**TASK GOAL**: Your task is to write out the complete listing exactly as it is shown.

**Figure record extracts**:
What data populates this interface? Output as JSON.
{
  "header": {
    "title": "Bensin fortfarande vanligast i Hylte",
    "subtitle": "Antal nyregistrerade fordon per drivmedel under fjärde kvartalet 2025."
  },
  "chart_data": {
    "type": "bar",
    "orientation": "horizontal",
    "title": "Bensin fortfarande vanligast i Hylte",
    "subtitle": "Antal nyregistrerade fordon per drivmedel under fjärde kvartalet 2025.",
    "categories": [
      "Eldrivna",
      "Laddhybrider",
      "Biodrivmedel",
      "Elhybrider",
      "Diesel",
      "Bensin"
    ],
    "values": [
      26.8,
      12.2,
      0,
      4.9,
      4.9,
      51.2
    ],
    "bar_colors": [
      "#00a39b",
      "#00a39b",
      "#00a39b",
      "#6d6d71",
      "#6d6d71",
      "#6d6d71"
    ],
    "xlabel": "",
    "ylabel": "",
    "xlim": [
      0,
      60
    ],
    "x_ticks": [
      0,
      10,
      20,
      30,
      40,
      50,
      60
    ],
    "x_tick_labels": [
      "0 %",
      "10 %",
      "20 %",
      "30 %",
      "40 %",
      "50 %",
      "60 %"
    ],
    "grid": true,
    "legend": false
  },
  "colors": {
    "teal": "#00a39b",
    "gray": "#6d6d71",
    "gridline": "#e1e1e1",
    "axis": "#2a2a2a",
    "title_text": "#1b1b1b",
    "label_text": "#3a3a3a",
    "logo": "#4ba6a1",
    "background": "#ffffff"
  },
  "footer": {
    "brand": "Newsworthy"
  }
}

**TASK OUTPUT**:
What data populates this interface? Output as JSON.
{
  "header": {
    "title": "Bensin fortfarande vanligast i Hylte",
    "subtitle": "Antal nyregistrerade fordon per drivmedel under fjärde kvartalet 2025."
  },
  "chart_data": {
    "type": "bar",
    "orientation": "horizontal",
    "title": "Bensin fortfarande vanligast i Hylte",
    "subtitle": "Antal nyregistrerade fordon per drivmedel under fjärde kvartalet 2025.",
    "categories": [
      "Eldrivna",
      "Laddhybrider",
      "Biodrivmedel",
      "Elhybrider",
      "Diesel",
      "Bensin"
    ],
    "values": [
      26.8,
      12.2,
      0,
      4.9,
      4.9,
      51.2
    ],
    "bar_colors": [
      "#00a39b",
      "#00a39b",
      "#00a39b",
      "#6d6d71",
      "#6d6d71",
      "#6d6d71"
    ],
    "xlabel": "",
    "ylabel": "",
    "xlim": [
      0,
      60
    ],
    "x_ticks": [
      0,
      10,
      20,
      30,
      40,
      50,
      60
    ],
    "x_tick_labels": [
      "0 %",
      "10 %",
      "20 %",
      "30 %",
      "40 %",
      "50 %",
      "60 %"
    ],
    "grid": true,
    "legend": false
  },
  "colors": {
    "teal": "#00a39b",
    "gray": "#6d6d71",
    "gridline": "#e1e1e1",
    "axis": "#2a2a2a",
    "title_text": "#1b1b1b",
    "label_text": "#3a3a3a",
    "logo": "#4ba6a1",
    "background": "#ffffff"
  },
  "footer": {
    "brand": "Newsworthy"
  }
}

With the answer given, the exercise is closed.